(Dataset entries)
---

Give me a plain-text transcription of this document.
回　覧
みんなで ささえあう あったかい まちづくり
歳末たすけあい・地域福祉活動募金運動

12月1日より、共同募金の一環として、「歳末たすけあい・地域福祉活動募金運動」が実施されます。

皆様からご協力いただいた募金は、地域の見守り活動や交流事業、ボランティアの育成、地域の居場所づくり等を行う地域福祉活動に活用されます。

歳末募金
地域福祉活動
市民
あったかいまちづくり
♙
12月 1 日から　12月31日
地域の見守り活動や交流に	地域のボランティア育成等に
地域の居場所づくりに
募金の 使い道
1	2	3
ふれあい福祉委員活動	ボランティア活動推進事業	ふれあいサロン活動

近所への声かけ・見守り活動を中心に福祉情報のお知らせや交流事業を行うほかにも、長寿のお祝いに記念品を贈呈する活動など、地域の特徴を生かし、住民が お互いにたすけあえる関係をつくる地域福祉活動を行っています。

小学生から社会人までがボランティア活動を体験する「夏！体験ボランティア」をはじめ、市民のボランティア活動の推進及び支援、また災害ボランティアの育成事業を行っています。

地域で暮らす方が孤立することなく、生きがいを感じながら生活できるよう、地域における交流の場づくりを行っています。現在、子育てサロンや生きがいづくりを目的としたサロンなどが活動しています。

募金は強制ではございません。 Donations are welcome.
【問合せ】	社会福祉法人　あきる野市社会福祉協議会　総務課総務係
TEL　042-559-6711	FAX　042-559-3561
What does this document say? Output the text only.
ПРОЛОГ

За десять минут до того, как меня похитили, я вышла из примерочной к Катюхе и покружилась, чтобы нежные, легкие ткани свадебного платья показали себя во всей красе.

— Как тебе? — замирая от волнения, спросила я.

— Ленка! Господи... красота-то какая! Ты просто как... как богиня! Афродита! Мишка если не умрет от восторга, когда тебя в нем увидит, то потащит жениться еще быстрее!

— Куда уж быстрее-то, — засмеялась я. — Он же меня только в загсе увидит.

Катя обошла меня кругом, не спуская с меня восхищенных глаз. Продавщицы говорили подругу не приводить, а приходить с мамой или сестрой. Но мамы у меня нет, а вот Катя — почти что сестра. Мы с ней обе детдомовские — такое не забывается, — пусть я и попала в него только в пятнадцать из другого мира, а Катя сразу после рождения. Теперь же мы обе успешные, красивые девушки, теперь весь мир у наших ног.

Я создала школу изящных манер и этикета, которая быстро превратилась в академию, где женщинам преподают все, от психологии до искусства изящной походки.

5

---

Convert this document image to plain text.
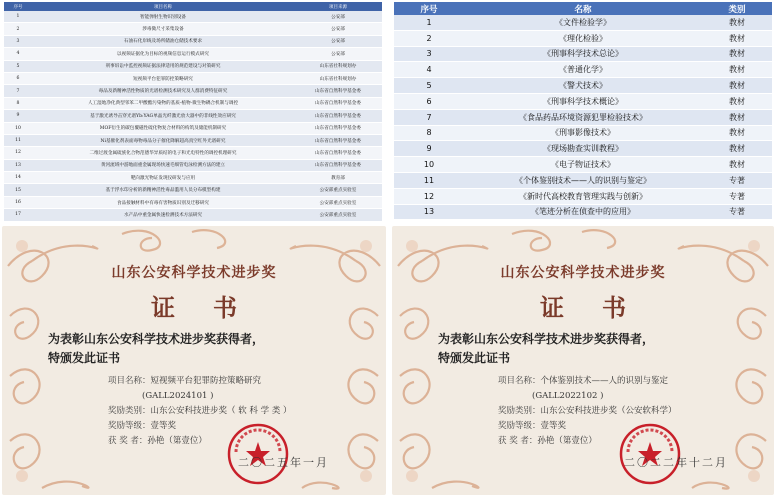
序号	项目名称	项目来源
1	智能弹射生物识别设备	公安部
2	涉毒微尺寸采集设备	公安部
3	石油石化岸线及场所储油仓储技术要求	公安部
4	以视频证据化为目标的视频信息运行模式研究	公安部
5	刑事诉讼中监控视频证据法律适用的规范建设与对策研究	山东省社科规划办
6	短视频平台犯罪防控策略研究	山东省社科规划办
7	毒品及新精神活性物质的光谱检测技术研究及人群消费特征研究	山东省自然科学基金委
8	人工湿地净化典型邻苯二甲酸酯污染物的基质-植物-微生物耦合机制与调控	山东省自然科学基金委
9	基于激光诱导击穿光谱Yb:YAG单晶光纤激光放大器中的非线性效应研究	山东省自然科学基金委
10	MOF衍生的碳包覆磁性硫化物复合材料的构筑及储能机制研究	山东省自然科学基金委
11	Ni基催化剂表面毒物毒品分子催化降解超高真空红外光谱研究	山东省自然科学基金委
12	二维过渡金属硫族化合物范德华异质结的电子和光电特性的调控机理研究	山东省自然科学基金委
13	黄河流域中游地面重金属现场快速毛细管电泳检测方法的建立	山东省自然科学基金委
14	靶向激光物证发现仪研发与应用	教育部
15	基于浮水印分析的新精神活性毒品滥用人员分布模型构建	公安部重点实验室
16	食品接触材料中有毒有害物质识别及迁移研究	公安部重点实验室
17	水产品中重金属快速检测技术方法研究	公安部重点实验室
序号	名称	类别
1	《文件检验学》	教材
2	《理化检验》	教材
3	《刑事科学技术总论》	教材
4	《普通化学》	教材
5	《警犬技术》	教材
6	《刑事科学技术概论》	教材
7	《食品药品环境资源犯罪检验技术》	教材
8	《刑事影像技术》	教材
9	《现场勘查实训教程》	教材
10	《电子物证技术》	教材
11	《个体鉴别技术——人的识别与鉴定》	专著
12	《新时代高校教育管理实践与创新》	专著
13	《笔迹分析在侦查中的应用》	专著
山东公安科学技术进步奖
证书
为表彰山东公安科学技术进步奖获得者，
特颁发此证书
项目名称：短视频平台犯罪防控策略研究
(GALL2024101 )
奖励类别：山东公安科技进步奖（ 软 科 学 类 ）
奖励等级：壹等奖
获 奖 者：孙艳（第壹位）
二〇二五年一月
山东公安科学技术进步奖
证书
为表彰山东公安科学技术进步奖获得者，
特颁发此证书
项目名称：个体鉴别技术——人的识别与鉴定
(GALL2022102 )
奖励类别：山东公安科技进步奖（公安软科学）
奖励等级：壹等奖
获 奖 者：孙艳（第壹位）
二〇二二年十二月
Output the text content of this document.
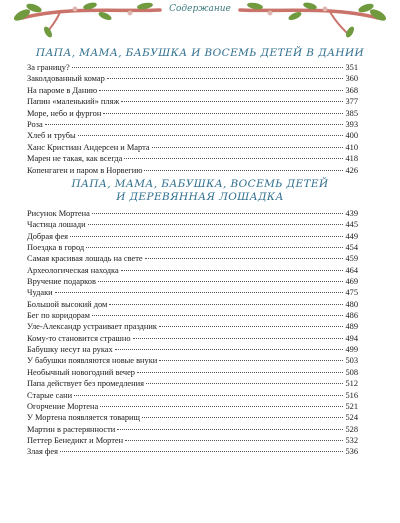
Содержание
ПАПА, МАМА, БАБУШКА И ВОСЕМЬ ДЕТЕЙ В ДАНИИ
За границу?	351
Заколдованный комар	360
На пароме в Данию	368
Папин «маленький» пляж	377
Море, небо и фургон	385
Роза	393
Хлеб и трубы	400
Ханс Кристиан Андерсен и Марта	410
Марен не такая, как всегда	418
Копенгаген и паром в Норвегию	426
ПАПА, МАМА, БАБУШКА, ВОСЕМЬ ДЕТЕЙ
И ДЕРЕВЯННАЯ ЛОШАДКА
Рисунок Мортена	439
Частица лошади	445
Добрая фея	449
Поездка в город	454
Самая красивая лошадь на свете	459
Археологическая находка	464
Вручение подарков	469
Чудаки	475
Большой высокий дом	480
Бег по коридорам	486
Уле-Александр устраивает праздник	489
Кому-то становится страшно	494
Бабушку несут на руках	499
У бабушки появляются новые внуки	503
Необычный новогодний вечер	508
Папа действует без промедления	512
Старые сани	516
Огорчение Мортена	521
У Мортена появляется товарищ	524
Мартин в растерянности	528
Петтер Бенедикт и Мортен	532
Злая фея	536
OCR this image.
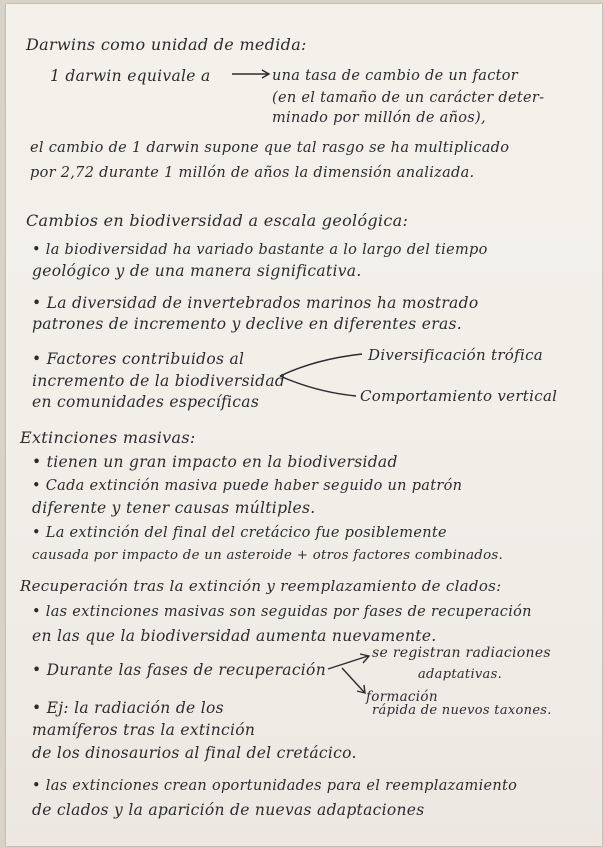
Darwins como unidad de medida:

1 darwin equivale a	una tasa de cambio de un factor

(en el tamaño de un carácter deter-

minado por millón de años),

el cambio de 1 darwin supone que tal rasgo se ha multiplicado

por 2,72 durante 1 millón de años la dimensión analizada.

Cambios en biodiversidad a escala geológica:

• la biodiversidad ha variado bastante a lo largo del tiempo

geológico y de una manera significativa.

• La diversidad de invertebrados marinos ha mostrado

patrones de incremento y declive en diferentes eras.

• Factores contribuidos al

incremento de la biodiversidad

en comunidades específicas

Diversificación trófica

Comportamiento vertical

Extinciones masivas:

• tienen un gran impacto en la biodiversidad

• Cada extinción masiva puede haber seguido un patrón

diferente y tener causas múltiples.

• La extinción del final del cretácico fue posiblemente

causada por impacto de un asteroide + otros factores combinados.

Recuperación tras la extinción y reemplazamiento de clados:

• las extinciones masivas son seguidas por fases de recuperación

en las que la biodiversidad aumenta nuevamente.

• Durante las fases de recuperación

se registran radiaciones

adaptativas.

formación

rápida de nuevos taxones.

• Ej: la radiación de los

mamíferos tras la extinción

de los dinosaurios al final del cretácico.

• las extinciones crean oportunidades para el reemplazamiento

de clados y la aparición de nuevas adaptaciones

---

## What is being asked
Show each line holding the word "人的识别与鉴定".

## Answer below
11	《个体鉴别技术——人的识别与鉴定》	专著
项目名称：个体鉴别技术——人的识别与鉴定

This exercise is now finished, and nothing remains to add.